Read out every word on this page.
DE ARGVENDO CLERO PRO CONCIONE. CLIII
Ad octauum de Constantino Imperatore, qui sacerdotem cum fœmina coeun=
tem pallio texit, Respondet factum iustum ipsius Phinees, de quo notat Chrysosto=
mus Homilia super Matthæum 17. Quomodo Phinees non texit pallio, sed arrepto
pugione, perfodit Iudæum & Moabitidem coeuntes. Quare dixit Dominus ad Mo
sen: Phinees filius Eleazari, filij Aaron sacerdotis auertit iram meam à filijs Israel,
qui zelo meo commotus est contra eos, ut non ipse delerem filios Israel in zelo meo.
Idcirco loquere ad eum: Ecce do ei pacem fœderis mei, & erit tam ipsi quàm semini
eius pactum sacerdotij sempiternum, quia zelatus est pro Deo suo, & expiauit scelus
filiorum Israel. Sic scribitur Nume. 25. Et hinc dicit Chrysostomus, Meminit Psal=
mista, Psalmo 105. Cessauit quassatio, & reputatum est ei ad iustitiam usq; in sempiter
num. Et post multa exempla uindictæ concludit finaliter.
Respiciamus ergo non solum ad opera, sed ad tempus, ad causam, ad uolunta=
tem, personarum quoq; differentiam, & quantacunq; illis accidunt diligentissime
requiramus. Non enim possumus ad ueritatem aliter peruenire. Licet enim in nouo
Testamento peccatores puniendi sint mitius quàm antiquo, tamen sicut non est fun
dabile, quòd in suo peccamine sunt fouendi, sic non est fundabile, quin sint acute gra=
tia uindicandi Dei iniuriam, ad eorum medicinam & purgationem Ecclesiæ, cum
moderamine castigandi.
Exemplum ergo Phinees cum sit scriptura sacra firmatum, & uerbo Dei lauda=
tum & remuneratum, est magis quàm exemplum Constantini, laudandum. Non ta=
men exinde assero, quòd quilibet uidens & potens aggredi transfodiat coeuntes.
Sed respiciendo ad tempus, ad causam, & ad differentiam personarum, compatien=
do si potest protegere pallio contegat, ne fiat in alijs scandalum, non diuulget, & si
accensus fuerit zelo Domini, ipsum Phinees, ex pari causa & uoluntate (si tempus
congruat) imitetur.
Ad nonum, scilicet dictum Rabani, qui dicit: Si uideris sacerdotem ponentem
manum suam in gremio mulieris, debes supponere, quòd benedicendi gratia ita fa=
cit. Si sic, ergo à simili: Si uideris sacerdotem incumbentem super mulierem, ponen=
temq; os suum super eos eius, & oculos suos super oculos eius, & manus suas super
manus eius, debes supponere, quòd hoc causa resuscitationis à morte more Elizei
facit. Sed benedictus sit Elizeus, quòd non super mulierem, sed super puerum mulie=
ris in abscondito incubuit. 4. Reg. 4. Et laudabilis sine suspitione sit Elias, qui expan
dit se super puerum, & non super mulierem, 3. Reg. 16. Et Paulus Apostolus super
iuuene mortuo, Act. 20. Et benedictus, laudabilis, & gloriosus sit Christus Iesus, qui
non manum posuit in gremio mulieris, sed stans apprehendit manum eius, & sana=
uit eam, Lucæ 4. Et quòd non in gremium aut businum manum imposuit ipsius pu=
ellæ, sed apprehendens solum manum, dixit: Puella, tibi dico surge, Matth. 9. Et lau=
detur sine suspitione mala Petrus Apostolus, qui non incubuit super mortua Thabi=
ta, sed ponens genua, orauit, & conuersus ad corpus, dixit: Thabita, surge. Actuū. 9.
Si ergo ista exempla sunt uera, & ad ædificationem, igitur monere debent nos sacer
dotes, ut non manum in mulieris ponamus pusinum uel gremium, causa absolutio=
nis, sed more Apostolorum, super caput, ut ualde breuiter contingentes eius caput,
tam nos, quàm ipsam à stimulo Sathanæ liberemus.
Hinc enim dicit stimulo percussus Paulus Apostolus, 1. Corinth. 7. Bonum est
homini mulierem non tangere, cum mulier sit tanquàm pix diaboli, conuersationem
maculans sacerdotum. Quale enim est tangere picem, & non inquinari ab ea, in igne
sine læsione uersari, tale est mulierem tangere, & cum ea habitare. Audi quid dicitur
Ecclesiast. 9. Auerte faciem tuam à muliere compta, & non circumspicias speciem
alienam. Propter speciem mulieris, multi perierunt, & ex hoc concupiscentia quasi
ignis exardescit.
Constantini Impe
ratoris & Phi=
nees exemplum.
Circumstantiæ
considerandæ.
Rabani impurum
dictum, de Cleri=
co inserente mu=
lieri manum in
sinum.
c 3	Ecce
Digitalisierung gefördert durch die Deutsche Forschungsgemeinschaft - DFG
══════
*Directions*:
Of the lines above, copy each that contains "stimulo".

*Response to the task*:
tam nos, quàm ipsam à stimulo Sathanæ liberemus.
Hinc enim dicit stimulo percussus Paulus Apostolus, 1. Corinth. 7. Bonum est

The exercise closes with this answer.